▶ Task statement:
Could you reproduce the figure caption word for word, from "(A) Schematic of" to "S1, Movies S1–3.)"?

▶ Study text:
Figure 1. Inactivation of essential cellular pathways stimulates microbial avoidance behavior

(A) Schematic of RNAi microbial aversion assay. (B) Example of control and aversion phenotypes after 48hr of growth on elt-2 or RNAi control bacteria. elt-2 encodes a transcription factor necessary for gut development and homeostasis. (C) Developmental stage- and rank-ordered aversion levels +SEM for 379 gene inactivations (of 4,062 screened) exhibiting aversion ≥10% off bacteria at 48-58hr of growth on RNAi bacteria. (D) DAVID bioinformatic analysis of aversion genes showing enrichment for specific functional categories. *enriched gene classes that were not statistically significant due to small N. ^high intra-class homology that could produce an elevated false positive rate due to off-target RNAi effects. (See also Figure S1, Table S1, Movies S1–3.)

▶ Entries provided:

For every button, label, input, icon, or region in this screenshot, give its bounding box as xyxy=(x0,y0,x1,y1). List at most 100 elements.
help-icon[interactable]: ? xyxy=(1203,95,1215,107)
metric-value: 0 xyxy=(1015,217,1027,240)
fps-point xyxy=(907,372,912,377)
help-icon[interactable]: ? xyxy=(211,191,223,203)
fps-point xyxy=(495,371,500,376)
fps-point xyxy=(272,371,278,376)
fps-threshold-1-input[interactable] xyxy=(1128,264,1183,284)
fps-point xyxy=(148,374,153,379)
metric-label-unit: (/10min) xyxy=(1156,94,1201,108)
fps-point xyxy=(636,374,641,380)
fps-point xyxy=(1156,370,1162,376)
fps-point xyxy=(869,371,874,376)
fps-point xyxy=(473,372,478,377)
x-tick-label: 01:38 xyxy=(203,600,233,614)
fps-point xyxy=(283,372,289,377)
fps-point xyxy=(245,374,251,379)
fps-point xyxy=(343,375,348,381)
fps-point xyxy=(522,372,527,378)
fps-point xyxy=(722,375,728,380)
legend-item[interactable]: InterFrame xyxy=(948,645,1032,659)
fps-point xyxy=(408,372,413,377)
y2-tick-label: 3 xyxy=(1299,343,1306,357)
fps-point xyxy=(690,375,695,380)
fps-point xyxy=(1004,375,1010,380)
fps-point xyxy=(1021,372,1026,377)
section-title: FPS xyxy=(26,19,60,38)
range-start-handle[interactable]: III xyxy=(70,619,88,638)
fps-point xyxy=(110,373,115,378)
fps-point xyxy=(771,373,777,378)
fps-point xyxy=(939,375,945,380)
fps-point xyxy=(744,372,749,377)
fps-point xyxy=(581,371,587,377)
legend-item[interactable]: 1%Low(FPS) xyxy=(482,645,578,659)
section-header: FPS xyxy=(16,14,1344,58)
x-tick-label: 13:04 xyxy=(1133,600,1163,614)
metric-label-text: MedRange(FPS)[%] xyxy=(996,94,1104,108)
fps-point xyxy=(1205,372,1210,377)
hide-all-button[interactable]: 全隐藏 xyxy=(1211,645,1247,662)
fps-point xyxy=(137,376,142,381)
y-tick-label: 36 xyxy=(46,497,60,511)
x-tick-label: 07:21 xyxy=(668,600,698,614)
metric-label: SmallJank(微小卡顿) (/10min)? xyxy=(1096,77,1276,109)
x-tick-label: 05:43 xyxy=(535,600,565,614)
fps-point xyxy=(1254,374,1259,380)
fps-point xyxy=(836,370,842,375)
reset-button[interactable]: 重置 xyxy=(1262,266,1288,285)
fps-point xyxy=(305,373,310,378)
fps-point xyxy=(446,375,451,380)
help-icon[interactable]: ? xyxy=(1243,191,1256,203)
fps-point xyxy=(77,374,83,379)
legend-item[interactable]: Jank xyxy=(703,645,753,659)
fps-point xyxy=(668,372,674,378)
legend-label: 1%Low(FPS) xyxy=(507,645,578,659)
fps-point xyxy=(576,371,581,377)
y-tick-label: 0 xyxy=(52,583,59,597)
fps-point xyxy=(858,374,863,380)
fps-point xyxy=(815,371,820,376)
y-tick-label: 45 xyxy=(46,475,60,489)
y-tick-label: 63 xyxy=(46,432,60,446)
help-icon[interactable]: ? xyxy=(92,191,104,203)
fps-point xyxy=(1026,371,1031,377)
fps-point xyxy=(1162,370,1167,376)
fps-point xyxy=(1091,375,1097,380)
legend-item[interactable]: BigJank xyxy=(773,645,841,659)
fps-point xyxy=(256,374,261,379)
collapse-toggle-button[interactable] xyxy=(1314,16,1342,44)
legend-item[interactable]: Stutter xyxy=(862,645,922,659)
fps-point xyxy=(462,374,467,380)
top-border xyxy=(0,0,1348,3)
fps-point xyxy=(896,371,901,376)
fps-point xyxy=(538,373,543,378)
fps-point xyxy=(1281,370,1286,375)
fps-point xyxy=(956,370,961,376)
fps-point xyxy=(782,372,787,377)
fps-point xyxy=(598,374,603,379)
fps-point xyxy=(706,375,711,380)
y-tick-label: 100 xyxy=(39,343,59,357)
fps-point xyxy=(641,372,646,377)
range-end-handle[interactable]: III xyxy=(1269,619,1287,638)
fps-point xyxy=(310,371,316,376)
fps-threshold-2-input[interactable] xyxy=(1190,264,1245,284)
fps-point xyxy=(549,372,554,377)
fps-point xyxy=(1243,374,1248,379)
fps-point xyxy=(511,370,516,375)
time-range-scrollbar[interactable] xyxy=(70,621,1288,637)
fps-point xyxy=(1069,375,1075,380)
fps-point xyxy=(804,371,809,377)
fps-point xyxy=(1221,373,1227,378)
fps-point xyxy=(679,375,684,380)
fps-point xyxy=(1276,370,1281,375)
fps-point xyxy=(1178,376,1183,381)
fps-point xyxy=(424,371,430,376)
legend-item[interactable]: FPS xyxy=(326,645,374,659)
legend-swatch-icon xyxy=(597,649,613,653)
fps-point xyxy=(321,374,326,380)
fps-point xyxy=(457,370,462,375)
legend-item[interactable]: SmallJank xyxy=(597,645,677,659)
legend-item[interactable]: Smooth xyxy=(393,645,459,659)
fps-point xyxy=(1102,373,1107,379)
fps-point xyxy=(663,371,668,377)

▶ Response to the task:
(A) Schematic of RNAi microbial aversion assay. (B) Example of control and aversion phenotypes after 48hr of growth on elt-2 or RNAi control bacteria. elt-2 encodes a transcription factor necessary for gut development and homeostasis. (C) Developmental stage- and rank-ordered aversion levels +SEM for 379 gene inactivations (of 4,062 screened) exhibiting aversion ≥10% off bacteria at 48-58hr of growth on RNAi bacteria. (D) DAVID bioinformatic analysis of aversion genes showing enrichment for specific functional categories. *enriched gene classes that were not statistically significant due to small N. ^high intra-class homology that could produce an elevated false positive rate due to off-target RNAi effects. (See also Figure S1, Table S1, Movies S1–3.)